> Saved entries:
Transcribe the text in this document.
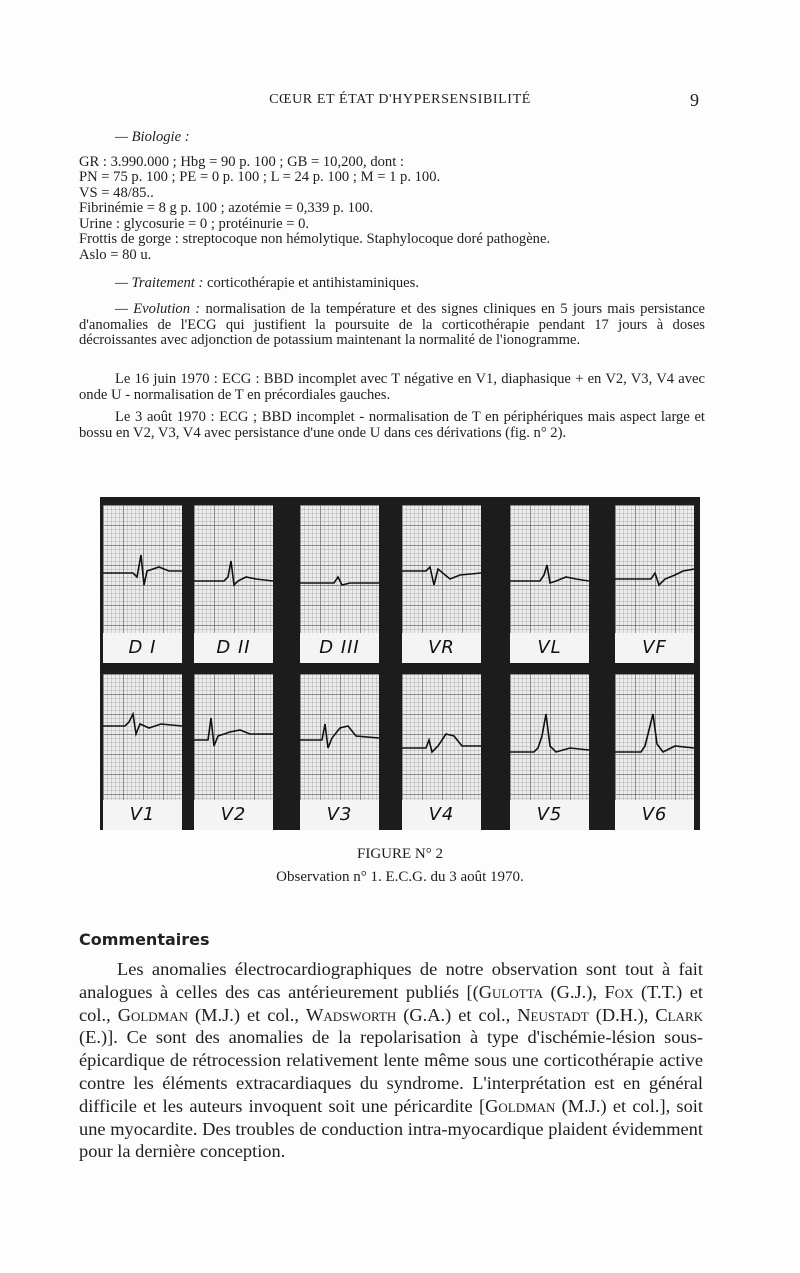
CŒUR ET ÉTAT D'HYPERSENSIBILITÉ	9

— Biologie :

GR : 3.990.000 ; Hbg = 90 p. 100 ; GB = 10,200, dont :

PN = 75 p. 100 ; PE = 0 p. 100 ; L = 24 p. 100 ; M = 1 p. 100.

VS = 48/85..

Fibrinémie = 8 g p. 100 ; azotémie = 0,339 p. 100.

Urine : glycosurie = 0 ; protéinurie = 0.

Frottis de gorge : streptocoque non hémolytique. Staphylocoque doré pathogène.

Aslo = 80 u.

— Traitement : corticothérapie et antihistaminiques.

— Evolution : normalisation de la température et des signes cliniques en 5 jours mais persistance d'anomalies de l'ECG qui justifient la poursuite de la corticothérapie pendant 17 jours à doses décroissantes avec adjonction de potassium maintenant la normalité de l'ionogramme.

Le 16 juin 1970 : ECG : BBD incomplet avec T négative en V1, diaphasique + en V2, V3, V4 avec onde U - normalisation de T en précordiales gauches.

Le 3 août 1970 : ECG ; BBD incomplet - normalisation de T en périphériques mais aspect large et bossu en V2, V3, V4 avec persistance d'une onde U dans ces dérivations (fig. n° 2).

D I	D II	D III	VR	VL	VF
V1	V2	V3	V4	V5	V6
FIGURE N° 2
Observation n° 1. E.C.G. du 3 août 1970.
Commentaires

Les anomalies électrocardiographiques de notre observation sont tout à fait analogues à celles des cas antérieurement publiés [(Gulotta (G.J.), Fox (T.T.) et col., Goldman (M.J.) et col., Wadsworth (G.A.) et col., Neustadt (D.H.), Clark (E.)]. Ce sont des anomalies de la repolarisation à type d'ischémie-lésion sous-épicardique de rétrocession relativement lente même sous une corticothérapie active contre les éléments extracardiaques du syndrome. L'interprétation est en général difficile et les auteurs invoquent soit une péricardite [Goldman (M.J.) et col.], soit une myocardite. Des troubles de conduction intra-myocardique plaident évidemment pour la dernière conception.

> The problem: Copy each line exactly, and leave the pictures out of your copy.

> Final answer:
Transcribe the text in this document.
CŒUR ET ÉTAT D'HYPERSENSIBILITÉ	9

— Biologie :

GR : 3.990.000 ; Hbg = 90 p. 100 ; GB = 10,200, dont :

PN = 75 p. 100 ; PE = 0 p. 100 ; L = 24 p. 100 ; M = 1 p. 100.

VS = 48/85..

Fibrinémie = 8 g p. 100 ; azotémie = 0,339 p. 100.

Urine : glycosurie = 0 ; protéinurie = 0.

Frottis de gorge : streptocoque non hémolytique. Staphylocoque doré pathogène.

Aslo = 80 u.

— Traitement : corticothérapie et antihistaminiques.

— Evolution : normalisation de la température et des signes cliniques en 5 jours mais persistance d'anomalies de l'ECG qui justifient la poursuite de la corticothérapie pendant 17 jours à doses décroissantes avec adjonction de potassium maintenant la normalité de l'ionogramme.

Le 16 juin 1970 : ECG : BBD incomplet avec T négative en V1, diaphasique + en V2, V3, V4 avec onde U - normalisation de T en précordiales gauches.

Le 3 août 1970 : ECG ; BBD incomplet - normalisation de T en périphériques mais aspect large et bossu en V2, V3, V4 avec persistance d'une onde U dans ces dérivations (fig. n° 2).

D I	D II	D III	VR	VL	VF
V1	V2	V3	V4	V5	V6
FIGURE N° 2
Observation n° 1. E.C.G. du 3 août 1970.
Commentaires

Les anomalies électrocardiographiques de notre observation sont tout à fait analogues à celles des cas antérieurement publiés [(Gulotta (G.J.), Fox (T.T.) et col., Goldman (M.J.) et col., Wadsworth (G.A.) et col., Neustadt (D.H.), Clark (E.)]. Ce sont des anomalies de la repolarisation à type d'ischémie-lésion sous-épicardique de rétrocession relativement lente même sous une corticothérapie active contre les éléments extracardiaques du syndrome. L'interprétation est en général difficile et les auteurs invoquent soit une péricardite [Goldman (M.J.) et col.], soit une myocardite. Des troubles de conduction intra-myocardique plaident évidemment pour la dernière conception.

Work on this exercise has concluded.